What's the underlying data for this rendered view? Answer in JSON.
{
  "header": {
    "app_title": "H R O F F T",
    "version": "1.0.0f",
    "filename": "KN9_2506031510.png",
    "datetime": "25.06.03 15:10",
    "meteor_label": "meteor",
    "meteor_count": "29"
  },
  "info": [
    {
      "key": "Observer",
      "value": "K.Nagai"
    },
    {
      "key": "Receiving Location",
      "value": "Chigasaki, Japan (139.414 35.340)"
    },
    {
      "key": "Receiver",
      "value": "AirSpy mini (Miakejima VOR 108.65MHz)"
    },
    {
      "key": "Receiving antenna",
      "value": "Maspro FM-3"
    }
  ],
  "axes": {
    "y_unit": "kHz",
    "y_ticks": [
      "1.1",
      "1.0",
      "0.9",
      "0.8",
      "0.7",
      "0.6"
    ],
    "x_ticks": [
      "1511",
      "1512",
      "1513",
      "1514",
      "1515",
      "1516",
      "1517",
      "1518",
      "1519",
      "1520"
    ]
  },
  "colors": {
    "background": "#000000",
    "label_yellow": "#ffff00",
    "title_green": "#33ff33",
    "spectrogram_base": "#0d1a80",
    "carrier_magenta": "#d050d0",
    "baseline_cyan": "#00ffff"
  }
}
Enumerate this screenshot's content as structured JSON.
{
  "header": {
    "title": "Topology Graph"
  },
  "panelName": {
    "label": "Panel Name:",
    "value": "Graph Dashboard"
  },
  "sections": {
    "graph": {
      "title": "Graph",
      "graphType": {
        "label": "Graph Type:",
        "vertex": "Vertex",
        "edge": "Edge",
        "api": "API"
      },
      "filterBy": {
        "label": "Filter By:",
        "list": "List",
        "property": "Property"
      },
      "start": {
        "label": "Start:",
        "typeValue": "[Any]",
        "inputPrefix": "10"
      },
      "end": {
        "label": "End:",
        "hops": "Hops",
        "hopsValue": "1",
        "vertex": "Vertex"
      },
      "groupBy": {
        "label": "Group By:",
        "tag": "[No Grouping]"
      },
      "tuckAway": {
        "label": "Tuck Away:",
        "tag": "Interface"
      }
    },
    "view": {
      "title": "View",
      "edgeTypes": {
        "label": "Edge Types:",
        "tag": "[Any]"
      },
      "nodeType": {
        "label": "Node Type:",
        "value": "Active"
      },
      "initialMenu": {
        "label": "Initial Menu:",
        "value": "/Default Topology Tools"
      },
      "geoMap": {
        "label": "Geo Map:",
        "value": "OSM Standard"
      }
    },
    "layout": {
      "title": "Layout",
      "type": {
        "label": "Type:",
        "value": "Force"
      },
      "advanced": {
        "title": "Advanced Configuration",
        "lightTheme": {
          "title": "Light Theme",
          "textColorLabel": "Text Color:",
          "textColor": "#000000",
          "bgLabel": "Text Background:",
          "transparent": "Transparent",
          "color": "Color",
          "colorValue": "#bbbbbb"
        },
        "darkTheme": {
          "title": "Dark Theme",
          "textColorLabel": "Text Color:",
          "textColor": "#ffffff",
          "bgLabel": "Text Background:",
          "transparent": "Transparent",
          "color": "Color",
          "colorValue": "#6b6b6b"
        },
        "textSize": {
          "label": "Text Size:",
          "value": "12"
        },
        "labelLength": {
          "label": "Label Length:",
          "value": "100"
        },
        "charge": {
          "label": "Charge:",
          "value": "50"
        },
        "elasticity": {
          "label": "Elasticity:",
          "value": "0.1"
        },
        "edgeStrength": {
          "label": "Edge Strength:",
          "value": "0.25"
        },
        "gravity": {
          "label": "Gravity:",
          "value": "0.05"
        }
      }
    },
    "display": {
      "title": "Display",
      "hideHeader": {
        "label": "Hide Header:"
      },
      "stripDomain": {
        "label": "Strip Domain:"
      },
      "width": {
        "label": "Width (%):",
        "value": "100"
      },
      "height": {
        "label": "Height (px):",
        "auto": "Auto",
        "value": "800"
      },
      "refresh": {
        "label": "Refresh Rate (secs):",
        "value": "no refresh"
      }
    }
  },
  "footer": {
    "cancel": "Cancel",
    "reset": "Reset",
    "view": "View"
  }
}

:::::

Stated exercise:
Reproduce the complete data exactly as presented above.

Solution:
What's the underlying data for this rendered view? Answer in JSON.
{
  "header": {
    "app_title": "H R O F F T",
    "version": "1.0.0f",
    "filename": "KN9_2506031510.png",
    "datetime": "25.06.03 15:10",
    "meteor_label": "meteor",
    "meteor_count": "29"
  },
  "info": [
    {
      "key": "Observer",
      "value": "K.Nagai"
    },
    {
      "key": "Receiving Location",
      "value": "Chigasaki, Japan (139.414 35.340)"
    },
    {
      "key": "Receiver",
      "value": "AirSpy mini (Miakejima VOR 108.65MHz)"
    },
    {
      "key": "Receiving antenna",
      "value": "Maspro FM-3"
    }
  ],
  "axes": {
    "y_unit": "kHz",
    "y_ticks": [
      "1.1",
      "1.0",
      "0.9",
      "0.8",
      "0.7",
      "0.6"
    ],
    "x_ticks": [
      "1511",
      "1512",
      "1513",
      "1514",
      "1515",
      "1516",
      "1517",
      "1518",
      "1519",
      "1520"
    ]
  },
  "colors": {
    "background": "#000000",
    "label_yellow": "#ffff00",
    "title_green": "#33ff33",
    "spectrogram_base": "#0d1a80",
    "carrier_magenta": "#d050d0",
    "baseline_cyan": "#00ffff"
  }
}
Enumerate this screenshot's content as structured JSON.
{
  "header": {
    "title": "Topology Graph"
  },
  "panelName": {
    "label": "Panel Name:",
    "value": "Graph Dashboard"
  },
  "sections": {
    "graph": {
      "title": "Graph",
      "graphType": {
        "label": "Graph Type:",
        "vertex": "Vertex",
        "edge": "Edge",
        "api": "API"
      },
      "filterBy": {
        "label": "Filter By:",
        "list": "List",
        "property": "Property"
      },
      "start": {
        "label": "Start:",
        "typeValue": "[Any]",
        "inputPrefix": "10"
      },
      "end": {
        "label": "End:",
        "hops": "Hops",
        "hopsValue": "1",
        "vertex": "Vertex"
      },
      "groupBy": {
        "label": "Group By:",
        "tag": "[No Grouping]"
      },
      "tuckAway": {
        "label": "Tuck Away:",
        "tag": "Interface"
      }
    },
    "view": {
      "title": "View",
      "edgeTypes": {
        "label": "Edge Types:",
        "tag": "[Any]"
      },
      "nodeType": {
        "label": "Node Type:",
        "value": "Active"
      },
      "initialMenu": {
        "label": "Initial Menu:",
        "value": "/Default Topology Tools"
      },
      "geoMap": {
        "label": "Geo Map:",
        "value": "OSM Standard"
      }
    },
    "layout": {
      "title": "Layout",
      "type": {
        "label": "Type:",
        "value": "Force"
      },
      "advanced": {
        "title": "Advanced Configuration",
        "lightTheme": {
          "title": "Light Theme",
          "textColorLabel": "Text Color:",
          "textColor": "#000000",
          "bgLabel": "Text Background:",
          "transparent": "Transparent",
          "color": "Color",
          "colorValue": "#bbbbbb"
        },
        "darkTheme": {
          "title": "Dark Theme",
          "textColorLabel": "Text Color:",
          "textColor": "#ffffff",
          "bgLabel": "Text Background:",
          "transparent": "Transparent",
          "color": "Color",
          "colorValue": "#6b6b6b"
        },
        "textSize": {
          "label": "Text Size:",
          "value": "12"
        },
        "labelLength": {
          "label": "Label Length:",
          "value": "100"
        },
        "charge": {
          "label": "Charge:",
          "value": "50"
        },
        "elasticity": {
          "label": "Elasticity:",
          "value": "0.1"
        },
        "edgeStrength": {
          "label": "Edge Strength:",
          "value": "0.25"
        },
        "gravity": {
          "label": "Gravity:",
          "value": "0.05"
        }
      }
    },
    "display": {
      "title": "Display",
      "hideHeader": {
        "label": "Hide Header:"
      },
      "stripDomain": {
        "label": "Strip Domain:"
      },
      "width": {
        "label": "Width (%):",
        "value": "100"
      },
      "height": {
        "label": "Height (px):",
        "auto": "Auto",
        "value": "800"
      },
      "refresh": {
        "label": "Refresh Rate (secs):",
        "value": "no refresh"
      }
    }
  },
  "footer": {
    "cancel": "Cancel",
    "reset": "Reset",
    "view": "View"
  }
}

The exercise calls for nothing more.